**Challenge**: Copy each line of the listing below exactly.

(Figure data in JSON)
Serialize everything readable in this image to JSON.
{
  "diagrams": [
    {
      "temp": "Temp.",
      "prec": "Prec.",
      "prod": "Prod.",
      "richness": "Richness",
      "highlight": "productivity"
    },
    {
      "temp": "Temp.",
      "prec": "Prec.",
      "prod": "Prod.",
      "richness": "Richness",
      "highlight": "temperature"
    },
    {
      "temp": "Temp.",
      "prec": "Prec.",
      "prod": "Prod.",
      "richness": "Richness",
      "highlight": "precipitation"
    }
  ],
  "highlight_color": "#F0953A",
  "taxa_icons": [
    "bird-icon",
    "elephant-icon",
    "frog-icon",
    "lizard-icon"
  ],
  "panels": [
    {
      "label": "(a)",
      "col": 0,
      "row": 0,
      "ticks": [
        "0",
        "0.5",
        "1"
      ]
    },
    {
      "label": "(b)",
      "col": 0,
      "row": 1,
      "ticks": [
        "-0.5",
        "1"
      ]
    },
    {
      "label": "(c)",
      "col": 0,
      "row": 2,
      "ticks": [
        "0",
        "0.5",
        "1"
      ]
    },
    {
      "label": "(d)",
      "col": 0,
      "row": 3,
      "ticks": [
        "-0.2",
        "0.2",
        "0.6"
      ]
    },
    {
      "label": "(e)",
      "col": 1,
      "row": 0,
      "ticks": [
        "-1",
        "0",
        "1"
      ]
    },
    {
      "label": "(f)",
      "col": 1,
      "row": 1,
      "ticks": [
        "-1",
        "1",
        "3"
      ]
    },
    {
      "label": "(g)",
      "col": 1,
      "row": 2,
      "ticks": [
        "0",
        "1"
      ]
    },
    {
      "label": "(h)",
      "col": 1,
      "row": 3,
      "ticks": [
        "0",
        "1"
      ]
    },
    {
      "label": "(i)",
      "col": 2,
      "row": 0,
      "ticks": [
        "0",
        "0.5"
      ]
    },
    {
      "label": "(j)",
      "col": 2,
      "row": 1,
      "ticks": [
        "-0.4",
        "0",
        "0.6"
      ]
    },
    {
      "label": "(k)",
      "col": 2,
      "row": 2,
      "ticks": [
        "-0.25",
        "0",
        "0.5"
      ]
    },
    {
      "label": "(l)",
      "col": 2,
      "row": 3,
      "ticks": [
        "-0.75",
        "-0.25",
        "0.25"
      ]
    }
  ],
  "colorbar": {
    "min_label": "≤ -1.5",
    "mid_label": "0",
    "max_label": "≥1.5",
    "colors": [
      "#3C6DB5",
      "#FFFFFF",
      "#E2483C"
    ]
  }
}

**Correct answer**:
Serialize everything readable in this image to JSON.
{
  "diagrams": [
    {
      "temp": "Temp.",
      "prec": "Prec.",
      "prod": "Prod.",
      "richness": "Richness",
      "highlight": "productivity"
    },
    {
      "temp": "Temp.",
      "prec": "Prec.",
      "prod": "Prod.",
      "richness": "Richness",
      "highlight": "temperature"
    },
    {
      "temp": "Temp.",
      "prec": "Prec.",
      "prod": "Prod.",
      "richness": "Richness",
      "highlight": "precipitation"
    }
  ],
  "highlight_color": "#F0953A",
  "taxa_icons": [
    "bird-icon",
    "elephant-icon",
    "frog-icon",
    "lizard-icon"
  ],
  "panels": [
    {
      "label": "(a)",
      "col": 0,
      "row": 0,
      "ticks": [
        "0",
        "0.5",
        "1"
      ]
    },
    {
      "label": "(b)",
      "col": 0,
      "row": 1,
      "ticks": [
        "-0.5",
        "1"
      ]
    },
    {
      "label": "(c)",
      "col": 0,
      "row": 2,
      "ticks": [
        "0",
        "0.5",
        "1"
      ]
    },
    {
      "label": "(d)",
      "col": 0,
      "row": 3,
      "ticks": [
        "-0.2",
        "0.2",
        "0.6"
      ]
    },
    {
      "label": "(e)",
      "col": 1,
      "row": 0,
      "ticks": [
        "-1",
        "0",
        "1"
      ]
    },
    {
      "label": "(f)",
      "col": 1,
      "row": 1,
      "ticks": [
        "-1",
        "1",
        "3"
      ]
    },
    {
      "label": "(g)",
      "col": 1,
      "row": 2,
      "ticks": [
        "0",
        "1"
      ]
    },
    {
      "label": "(h)",
      "col": 1,
      "row": 3,
      "ticks": [
        "0",
        "1"
      ]
    },
    {
      "label": "(i)",
      "col": 2,
      "row": 0,
      "ticks": [
        "0",
        "0.5"
      ]
    },
    {
      "label": "(j)",
      "col": 2,
      "row": 1,
      "ticks": [
        "-0.4",
        "0",
        "0.6"
      ]
    },
    {
      "label": "(k)",
      "col": 2,
      "row": 2,
      "ticks": [
        "-0.25",
        "0",
        "0.5"
      ]
    },
    {
      "label": "(l)",
      "col": 2,
      "row": 3,
      "ticks": [
        "-0.75",
        "-0.25",
        "0.25"
      ]
    }
  ],
  "colorbar": {
    "min_label": "≤ -1.5",
    "mid_label": "0",
    "max_label": "≥1.5",
    "colors": [
      "#3C6DB5",
      "#FFFFFF",
      "#E2483C"
    ]
  }
}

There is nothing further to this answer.